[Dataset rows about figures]

(begin)

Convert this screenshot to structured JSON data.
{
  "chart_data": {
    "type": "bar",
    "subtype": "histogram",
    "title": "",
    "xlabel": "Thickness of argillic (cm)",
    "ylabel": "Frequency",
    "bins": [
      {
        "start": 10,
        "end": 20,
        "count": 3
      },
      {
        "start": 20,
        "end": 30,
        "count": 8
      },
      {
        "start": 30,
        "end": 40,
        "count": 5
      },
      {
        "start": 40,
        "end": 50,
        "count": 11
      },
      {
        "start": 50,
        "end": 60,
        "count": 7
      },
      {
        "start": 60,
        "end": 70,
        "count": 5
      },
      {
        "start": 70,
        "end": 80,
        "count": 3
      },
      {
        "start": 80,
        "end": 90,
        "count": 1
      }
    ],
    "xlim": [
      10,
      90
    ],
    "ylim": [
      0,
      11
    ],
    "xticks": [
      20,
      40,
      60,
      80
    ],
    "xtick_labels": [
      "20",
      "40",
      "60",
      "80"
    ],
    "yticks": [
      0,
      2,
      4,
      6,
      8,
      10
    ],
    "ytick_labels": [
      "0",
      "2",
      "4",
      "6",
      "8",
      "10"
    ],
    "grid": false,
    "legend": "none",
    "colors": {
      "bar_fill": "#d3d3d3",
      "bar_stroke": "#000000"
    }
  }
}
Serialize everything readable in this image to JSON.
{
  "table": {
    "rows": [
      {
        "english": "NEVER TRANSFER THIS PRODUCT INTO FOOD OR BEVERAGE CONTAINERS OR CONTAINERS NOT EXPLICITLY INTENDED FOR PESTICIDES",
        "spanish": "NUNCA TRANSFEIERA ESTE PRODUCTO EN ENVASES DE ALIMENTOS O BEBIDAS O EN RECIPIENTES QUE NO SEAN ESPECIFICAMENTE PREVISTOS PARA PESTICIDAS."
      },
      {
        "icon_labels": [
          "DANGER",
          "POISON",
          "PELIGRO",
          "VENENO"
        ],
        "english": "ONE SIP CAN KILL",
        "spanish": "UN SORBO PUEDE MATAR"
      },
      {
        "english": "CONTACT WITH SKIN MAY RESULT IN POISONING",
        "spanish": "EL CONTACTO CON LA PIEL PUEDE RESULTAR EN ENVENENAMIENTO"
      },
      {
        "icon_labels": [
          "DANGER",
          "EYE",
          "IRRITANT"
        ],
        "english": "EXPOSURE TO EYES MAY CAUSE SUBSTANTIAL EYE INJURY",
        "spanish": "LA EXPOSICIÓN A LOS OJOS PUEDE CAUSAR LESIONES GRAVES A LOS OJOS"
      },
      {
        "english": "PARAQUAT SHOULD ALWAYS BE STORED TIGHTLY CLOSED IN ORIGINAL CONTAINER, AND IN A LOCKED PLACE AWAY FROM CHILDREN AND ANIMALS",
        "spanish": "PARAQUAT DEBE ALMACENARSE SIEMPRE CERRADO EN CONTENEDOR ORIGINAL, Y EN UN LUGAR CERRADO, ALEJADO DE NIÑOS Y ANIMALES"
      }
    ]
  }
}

(end)

What is expected:
In the lines above, find each one with "english" and list it.

Response to this task:
        "english": "NEVER TRANSFER THIS PRODUCT INTO FOOD OR BEVERAGE CONTAINERS OR CONTAINERS NOT EXPLICITLY INTENDED FOR PESTICIDES",
        "english": "ONE SIP CAN KILL",
        "english": "CONTACT WITH SKIN MAY RESULT IN POISONING",
        "english": "EXPOSURE TO EYES MAY CAUSE SUBSTANTIAL EYE INJURY",
        "english": "PARAQUAT SHOULD ALWAYS BE STORED TIGHTLY CLOSED IN ORIGINAL CONTAINER, AND IN A LOCKED PLACE AWAY FROM CHILDREN AND ANIMALS",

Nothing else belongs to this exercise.